[GIVEN EXERCISE] Render the material again word for word, skipping the pictures in it.

## Start TASK DATA

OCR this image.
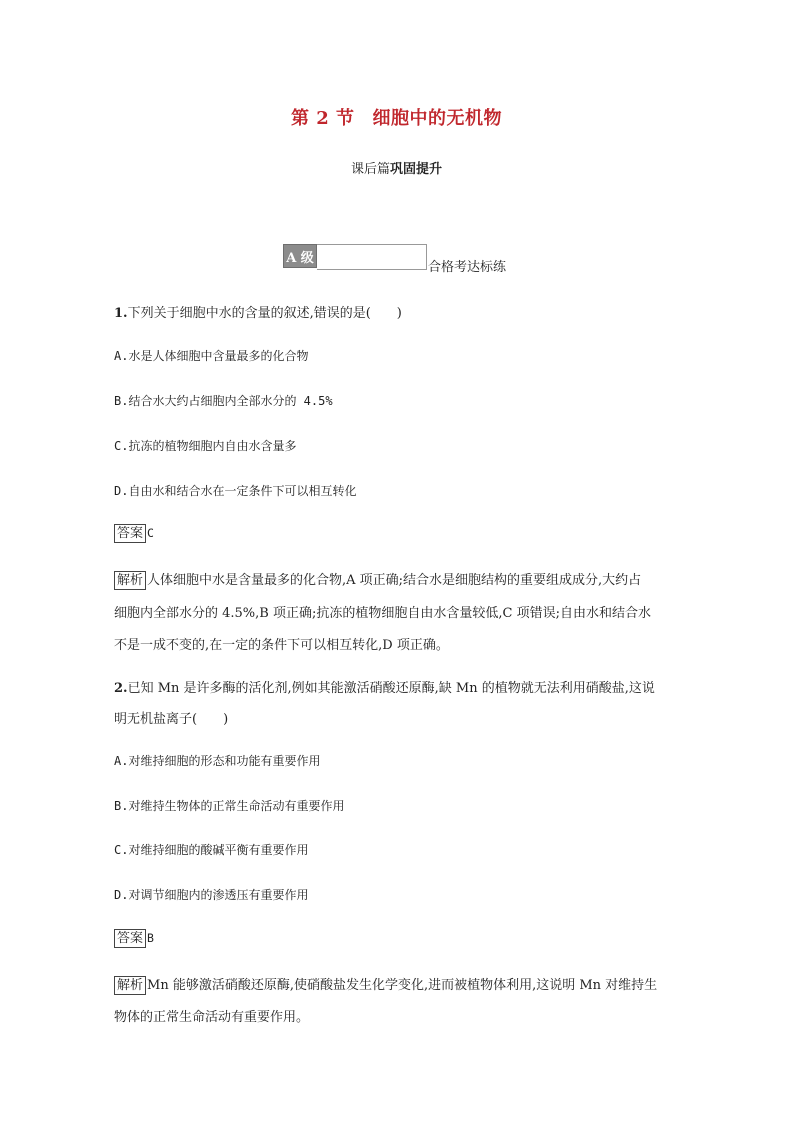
第 2 节 细胞中的无机物
课后篇巩固提升
A 级
合格考达标练
1.下列关于细胞中水的含量的叙述,错误的是(　　)
A.水是人体细胞中含量最多的化合物
B.结合水大约占细胞内全部水分的 4.5%
C.抗冻的植物细胞内自由水含量多
D.自由水和结合水在一定条件下可以相互转化
答案 C
解析 人体细胞中水是含量最多的化合物,A 项正确;结合水是细胞结构的重要组成成分,大约占
细胞内全部水分的 4.5%,B 项正确;抗冻的植物细胞自由水含量较低,C 项错误;自由水和结合水
不是一成不变的,在一定的条件下可以相互转化,D 项正确。
2.已知 Mn 是许多酶的活化剂,例如其能激活硝酸还原酶,缺 Mn 的植物就无法利用硝酸盐,这说
明无机盐离子(　　)
A.对维持细胞的形态和功能有重要作用
B.对维持生物体的正常生命活动有重要作用
C.对维持细胞的酸碱平衡有重要作用
D.对调节细胞内的渗透压有重要作用
答案 B
解析 Mn 能够激活硝酸还原酶,使硝酸盐发生化学变化,进而被植物体利用,这说明 Mn 对维持生
物体的正常生命活动有重要作用。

## End TASK DATA

[FULL SOLUTION]
OCR this image.
第 2 节 细胞中的无机物
课后篇巩固提升
A 级
合格考达标练
1.下列关于细胞中水的含量的叙述,错误的是(　　)
A.水是人体细胞中含量最多的化合物
B.结合水大约占细胞内全部水分的 4.5%
C.抗冻的植物细胞内自由水含量多
D.自由水和结合水在一定条件下可以相互转化
答案 C
解析 人体细胞中水是含量最多的化合物,A 项正确;结合水是细胞结构的重要组成成分,大约占
细胞内全部水分的 4.5%,B 项正确;抗冻的植物细胞自由水含量较低,C 项错误;自由水和结合水
不是一成不变的,在一定的条件下可以相互转化,D 项正确。
2.已知 Mn 是许多酶的活化剂,例如其能激活硝酸还原酶,缺 Mn 的植物就无法利用硝酸盐,这说
明无机盐离子(　　)
A.对维持细胞的形态和功能有重要作用
B.对维持生物体的正常生命活动有重要作用
C.对维持细胞的酸碱平衡有重要作用
D.对调节细胞内的渗透压有重要作用
答案 B
解析 Mn 能够激活硝酸还原酶,使硝酸盐发生化学变化,进而被植物体利用,这说明 Mn 对维持生
物体的正常生命活动有重要作用。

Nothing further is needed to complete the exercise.